* [YOUR TASK]
Copy out the entries below in full and exactly.

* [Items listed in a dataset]
· · · ·
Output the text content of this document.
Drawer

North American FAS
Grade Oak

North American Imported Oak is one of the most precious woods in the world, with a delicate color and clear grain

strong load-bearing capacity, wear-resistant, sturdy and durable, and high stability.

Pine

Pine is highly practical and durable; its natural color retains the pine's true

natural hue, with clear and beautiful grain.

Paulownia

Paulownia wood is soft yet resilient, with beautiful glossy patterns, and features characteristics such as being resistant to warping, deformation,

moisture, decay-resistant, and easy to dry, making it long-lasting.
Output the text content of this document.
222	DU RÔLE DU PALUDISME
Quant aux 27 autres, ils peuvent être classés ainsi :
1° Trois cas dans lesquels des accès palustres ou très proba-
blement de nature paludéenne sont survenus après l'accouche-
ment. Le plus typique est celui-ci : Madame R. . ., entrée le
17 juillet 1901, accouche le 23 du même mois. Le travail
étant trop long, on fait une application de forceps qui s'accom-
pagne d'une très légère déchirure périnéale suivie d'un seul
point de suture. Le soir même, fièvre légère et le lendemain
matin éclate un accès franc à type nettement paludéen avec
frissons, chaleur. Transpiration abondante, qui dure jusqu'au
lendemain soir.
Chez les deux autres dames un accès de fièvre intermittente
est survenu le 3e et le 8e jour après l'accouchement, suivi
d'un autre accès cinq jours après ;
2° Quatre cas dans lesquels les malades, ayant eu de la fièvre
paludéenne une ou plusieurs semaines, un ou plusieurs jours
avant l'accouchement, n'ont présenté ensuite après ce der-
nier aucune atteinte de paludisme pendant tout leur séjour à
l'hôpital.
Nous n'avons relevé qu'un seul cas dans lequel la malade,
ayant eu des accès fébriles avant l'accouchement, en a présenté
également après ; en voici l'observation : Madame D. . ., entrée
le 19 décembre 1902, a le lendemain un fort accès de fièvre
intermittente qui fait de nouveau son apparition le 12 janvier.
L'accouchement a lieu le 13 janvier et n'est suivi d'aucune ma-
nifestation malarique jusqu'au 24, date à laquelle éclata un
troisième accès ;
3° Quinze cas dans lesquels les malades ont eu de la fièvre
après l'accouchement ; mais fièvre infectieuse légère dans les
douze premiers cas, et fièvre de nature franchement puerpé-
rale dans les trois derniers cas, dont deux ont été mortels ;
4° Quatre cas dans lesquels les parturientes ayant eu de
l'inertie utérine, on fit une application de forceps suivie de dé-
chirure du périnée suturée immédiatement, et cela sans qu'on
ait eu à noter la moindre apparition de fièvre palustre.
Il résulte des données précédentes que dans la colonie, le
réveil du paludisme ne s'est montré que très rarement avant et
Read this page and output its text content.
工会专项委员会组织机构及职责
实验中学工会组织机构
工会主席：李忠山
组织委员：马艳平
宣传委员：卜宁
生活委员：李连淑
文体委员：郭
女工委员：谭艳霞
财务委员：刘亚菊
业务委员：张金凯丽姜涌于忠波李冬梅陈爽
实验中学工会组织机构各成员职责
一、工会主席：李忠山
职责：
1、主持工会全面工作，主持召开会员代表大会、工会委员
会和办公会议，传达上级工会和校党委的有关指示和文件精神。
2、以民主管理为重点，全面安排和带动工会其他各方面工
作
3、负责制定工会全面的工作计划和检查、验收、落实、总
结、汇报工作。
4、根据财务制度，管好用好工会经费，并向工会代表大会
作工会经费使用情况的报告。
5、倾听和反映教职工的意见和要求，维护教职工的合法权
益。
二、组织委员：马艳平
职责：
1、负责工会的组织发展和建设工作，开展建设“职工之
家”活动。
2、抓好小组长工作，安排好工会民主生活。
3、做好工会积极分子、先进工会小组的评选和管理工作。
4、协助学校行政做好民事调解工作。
· · · ·
* [TASK ANSWER]
Output the text content of this document.
Drawer

North American FAS
Grade Oak

North American Imported Oak is one of the most precious woods in the world, with a delicate color and clear grain

strong load-bearing capacity, wear-resistant, sturdy and durable, and high stability.

Pine

Pine is highly practical and durable; its natural color retains the pine's true

natural hue, with clear and beautiful grain.

Paulownia

Paulownia wood is soft yet resilient, with beautiful glossy patterns, and features characteristics such as being resistant to warping, deformation,

moisture, decay-resistant, and easy to dry, making it long-lasting.
Output the text content of this document.
222	DU RÔLE DU PALUDISME
Quant aux 27 autres, ils peuvent être classés ainsi :
1° Trois cas dans lesquels des accès palustres ou très proba-
blement de nature paludéenne sont survenus après l'accouche-
ment. Le plus typique est celui-ci : Madame R. . ., entrée le
17 juillet 1901, accouche le 23 du même mois. Le travail
étant trop long, on fait une application de forceps qui s'accom-
pagne d'une très légère déchirure périnéale suivie d'un seul
point de suture. Le soir même, fièvre légère et le lendemain
matin éclate un accès franc à type nettement paludéen avec
frissons, chaleur. Transpiration abondante, qui dure jusqu'au
lendemain soir.
Chez les deux autres dames un accès de fièvre intermittente
est survenu le 3e et le 8e jour après l'accouchement, suivi
d'un autre accès cinq jours après ;
2° Quatre cas dans lesquels les malades, ayant eu de la fièvre
paludéenne une ou plusieurs semaines, un ou plusieurs jours
avant l'accouchement, n'ont présenté ensuite après ce der-
nier aucune atteinte de paludisme pendant tout leur séjour à
l'hôpital.
Nous n'avons relevé qu'un seul cas dans lequel la malade,
ayant eu des accès fébriles avant l'accouchement, en a présenté
également après ; en voici l'observation : Madame D. . ., entrée
le 19 décembre 1902, a le lendemain un fort accès de fièvre
intermittente qui fait de nouveau son apparition le 12 janvier.
L'accouchement a lieu le 13 janvier et n'est suivi d'aucune ma-
nifestation malarique jusqu'au 24, date à laquelle éclata un
troisième accès ;
3° Quinze cas dans lesquels les malades ont eu de la fièvre
après l'accouchement ; mais fièvre infectieuse légère dans les
douze premiers cas, et fièvre de nature franchement puerpé-
rale dans les trois derniers cas, dont deux ont été mortels ;
4° Quatre cas dans lesquels les parturientes ayant eu de
l'inertie utérine, on fit une application de forceps suivie de dé-
chirure du périnée suturée immédiatement, et cela sans qu'on
ait eu à noter la moindre apparition de fièvre palustre.
Il résulte des données précédentes que dans la colonie, le
réveil du paludisme ne s'est montré que très rarement avant et
Read this page and output its text content.
工会专项委员会组织机构及职责
实验中学工会组织机构
工会主席：李忠山
组织委员：马艳平
宣传委员：卜宁
生活委员：李连淑
文体委员：郭
女工委员：谭艳霞
财务委员：刘亚菊
业务委员：张金凯丽姜涌于忠波李冬梅陈爽
实验中学工会组织机构各成员职责
一、工会主席：李忠山
职责：
1、主持工会全面工作，主持召开会员代表大会、工会委员
会和办公会议，传达上级工会和校党委的有关指示和文件精神。
2、以民主管理为重点，全面安排和带动工会其他各方面工
作
3、负责制定工会全面的工作计划和检查、验收、落实、总
结、汇报工作。
4、根据财务制度，管好用好工会经费，并向工会代表大会
作工会经费使用情况的报告。
5、倾听和反映教职工的意见和要求，维护教职工的合法权
益。
二、组织委员：马艳平
职责：
1、负责工会的组织发展和建设工作，开展建设“职工之
家”活动。
2、抓好小组长工作，安排好工会民主生活。
3、做好工会积极分子、先进工会小组的评选和管理工作。
4、协助学校行政做好民事调解工作。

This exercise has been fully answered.